Brief: Return all lines in the material below that contain "United".
-*-*-
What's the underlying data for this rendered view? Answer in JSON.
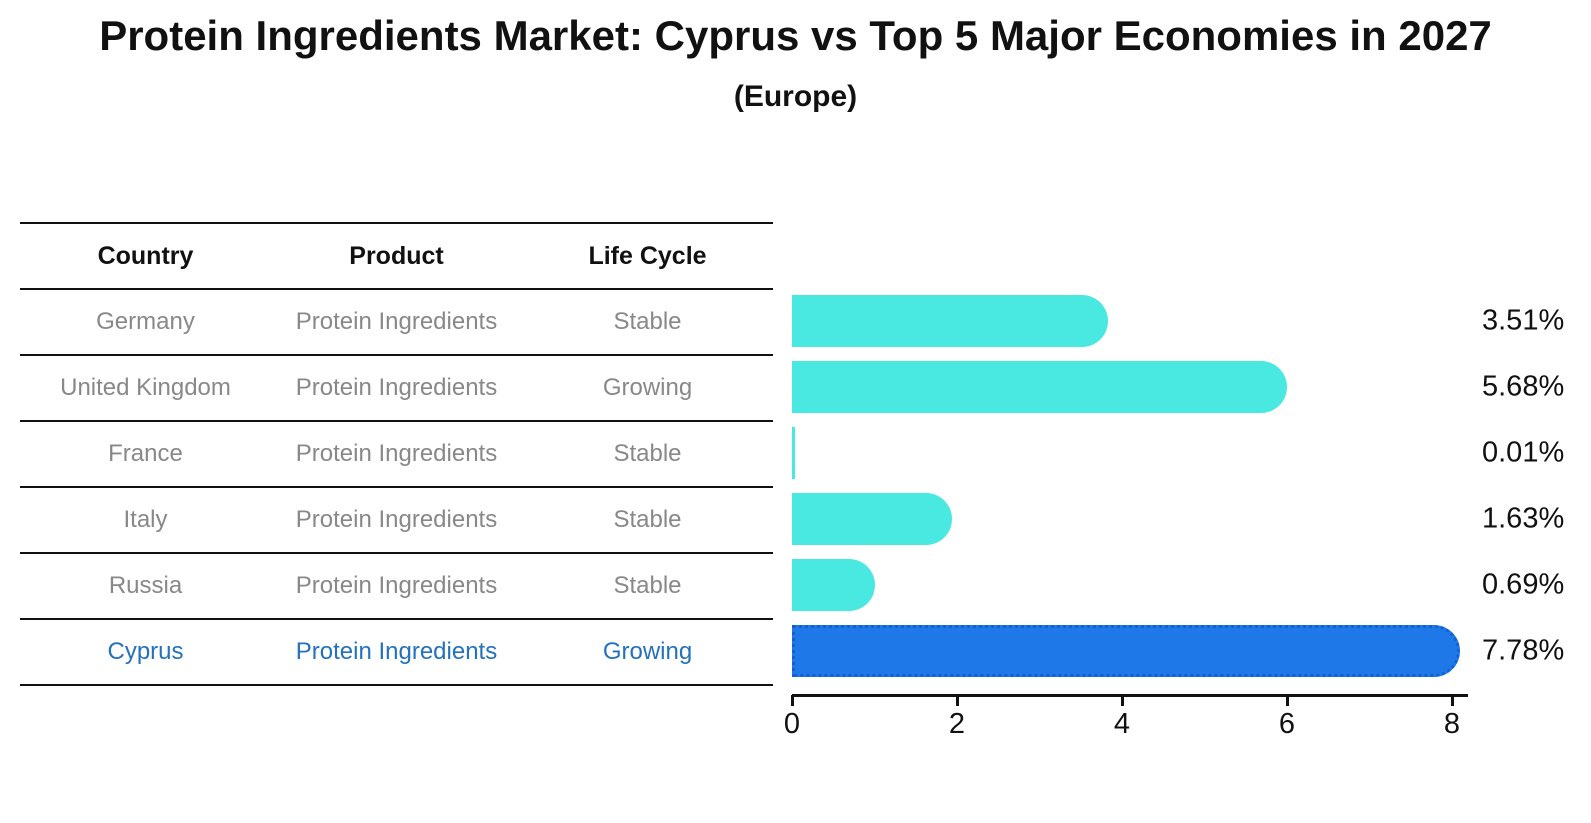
{
  "title": "Protein Ingredients Market: Cyprus vs Top 5 Major Economies in 2027",
  "subtitle": "(Europe)",
  "table": {
    "headers": [
      "Country",
      "Product",
      "Life Cycle"
    ],
    "rows": [
      {
        "country": "Germany",
        "product": "Protein Ingredients",
        "life_cycle": "Stable"
      },
      {
        "country": "United Kingdom",
        "product": "Protein Ingredients",
        "life_cycle": "Growing"
      },
      {
        "country": "France",
        "product": "Protein Ingredients",
        "life_cycle": "Stable"
      },
      {
        "country": "Italy",
        "product": "Protein Ingredients",
        "life_cycle": "Stable"
      },
      {
        "country": "Russia",
        "product": "Protein Ingredients",
        "life_cycle": "Stable"
      },
      {
        "country": "Cyprus",
        "product": "Protein Ingredients",
        "life_cycle": "Growing"
      }
    ]
  },
  "chart_data": {
    "type": "bar",
    "orientation": "horizontal",
    "title": "Protein Ingredients Market: Cyprus vs Top 5 Major Economies in 2027",
    "subtitle": "(Europe)",
    "categories": [
      "Germany",
      "United Kingdom",
      "France",
      "Italy",
      "Russia",
      "Cyprus"
    ],
    "values": [
      3.51,
      5.68,
      0.01,
      1.63,
      0.69,
      7.78
    ],
    "value_labels": [
      "3.51%",
      "5.68%",
      "0.01%",
      "1.63%",
      "0.69%",
      "7.78%"
    ],
    "xticks": [
      0,
      2,
      4,
      6,
      8
    ],
    "xlim": [
      0,
      8.2
    ],
    "grid": false,
    "legend": false,
    "highlight_category": "Cyprus",
    "colors": {
      "bar": "#49e8e1",
      "highlight_bar": "#1e78e8",
      "highlight_border": "#1261d4",
      "highlight_text": "#2471bd",
      "table_text": "#888888",
      "axis": "#111111"
    }
  }
}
-*-*-
Response for this exercise:
        "country": "United Kingdom",
      "United Kingdom",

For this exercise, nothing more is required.